**What you should do:**
In the listing below, lines with the string "noise" are to be counted; the number is the entire reply.

**Information supplied:**
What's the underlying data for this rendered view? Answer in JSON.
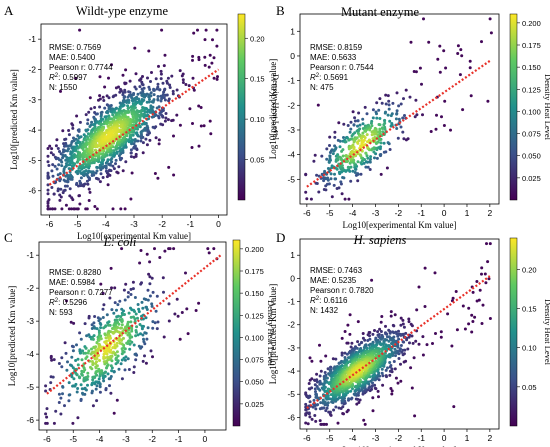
{
  "figure": {
    "common": {
      "xlabel": "Log10[experimental Km value]",
      "ylabel": "Log10[predicted Km value]",
      "colorbar_label": "Density Heat Level",
      "fit_line_color": "#e8322a",
      "colormap": [
        "#440154",
        "#3b528b",
        "#21918c",
        "#5ec962",
        "#fde725"
      ]
    }
  },
  "chart_data": [
    {
      "type": "scatter",
      "panel_letter": "A",
      "title": "Wildt-ype enzyme",
      "title_italic": false,
      "xlim": [
        -6.3,
        0.3
      ],
      "ylim": [
        -6.8,
        -0.5
      ],
      "xticks": [
        -6,
        -5,
        -4,
        -3,
        -2,
        -1,
        0
      ],
      "yticks": [
        -6,
        -5,
        -4,
        -3,
        -2,
        -1
      ],
      "colorbar_ticks": [
        "0.05",
        "0.10",
        "0.15",
        "0.20"
      ],
      "colorbar_max": 0.23,
      "stats": [
        "RMSE: 0.7569",
        "MAE: 0.5400",
        "Pearson r: 0.7744",
        "R²: 0.5997",
        "N: 1550"
      ],
      "fit_line": {
        "x": [
          -6,
          0
        ],
        "y": [
          -5.8,
          -2.0
        ]
      },
      "n_points": 1550,
      "cloud": {
        "center": [
          -3.9,
          -4.2
        ],
        "spread": 0.95,
        "noise": 0.55
      }
    },
    {
      "type": "scatter",
      "panel_letter": "B",
      "title": "Mutant enzyme",
      "title_italic": false,
      "xlim": [
        -6.3,
        2.4
      ],
      "ylim": [
        -6.0,
        1.7
      ],
      "xticks": [
        -6,
        -5,
        -4,
        -3,
        -2,
        -1,
        0,
        1,
        2
      ],
      "yticks": [
        -5,
        -4,
        -3,
        -2,
        -1,
        0,
        1
      ],
      "colorbar_ticks": [
        "0.025",
        "0.050",
        "0.075",
        "0.100",
        "0.125",
        "0.150",
        "0.175",
        "0.200"
      ],
      "colorbar_max": 0.21,
      "stats": [
        "RMSE: 0.8159",
        "MAE: 0.5633",
        "Pearson r: 0.7544",
        "R²: 0.5691",
        "N: 475"
      ],
      "fit_line": {
        "x": [
          -6,
          2
        ],
        "y": [
          -5.3,
          -0.2
        ]
      },
      "n_points": 475,
      "cloud": {
        "center": [
          -3.6,
          -3.6
        ],
        "spread": 0.9,
        "noise": 0.6
      }
    },
    {
      "type": "scatter",
      "panel_letter": "C",
      "title": "E. coli",
      "title_italic": true,
      "xlim": [
        -6.3,
        0.8
      ],
      "ylim": [
        -6.3,
        -0.6
      ],
      "xticks": [
        -6,
        -5,
        -4,
        -3,
        -2,
        -1,
        0
      ],
      "yticks": [
        -6,
        -5,
        -4,
        -3,
        -2,
        -1
      ],
      "colorbar_ticks": [
        "0.025",
        "0.050",
        "0.075",
        "0.100",
        "0.125",
        "0.150",
        "0.175",
        "0.200"
      ],
      "colorbar_max": 0.21,
      "stats": [
        "RMSE: 0.8280",
        "MAE: 0.5984",
        "Pearson r: 0.7277",
        "R²: 0.5296",
        "N: 593"
      ],
      "fit_line": {
        "x": [
          -6,
          0.6
        ],
        "y": [
          -5.2,
          -1.0
        ]
      },
      "n_points": 593,
      "cloud": {
        "center": [
          -3.7,
          -3.8
        ],
        "spread": 0.95,
        "noise": 0.62
      }
    },
    {
      "type": "scatter",
      "panel_letter": "D",
      "title": "H. sapiens",
      "title_italic": true,
      "xlim": [
        -6.3,
        2.4
      ],
      "ylim": [
        -6.5,
        1.7
      ],
      "xticks": [
        -6,
        -5,
        -4,
        -3,
        -2,
        -1,
        0,
        1,
        2
      ],
      "yticks": [
        -6,
        -5,
        -4,
        -3,
        -2,
        -1,
        0,
        1
      ],
      "colorbar_ticks": [
        "0.05",
        "0.10",
        "0.15",
        "0.20"
      ],
      "colorbar_max": 0.24,
      "stats": [
        "RMSE: 0.7463",
        "MAE: 0.5235",
        "Pearson r: 0.7820",
        "R²: 0.6116",
        "N: 1432"
      ],
      "fit_line": {
        "x": [
          -6,
          2
        ],
        "y": [
          -5.6,
          0.1
        ]
      },
      "n_points": 1432,
      "cloud": {
        "center": [
          -3.8,
          -4.0
        ],
        "spread": 0.95,
        "noise": 0.55
      }
    }
  ]
}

**Expected answer:**
4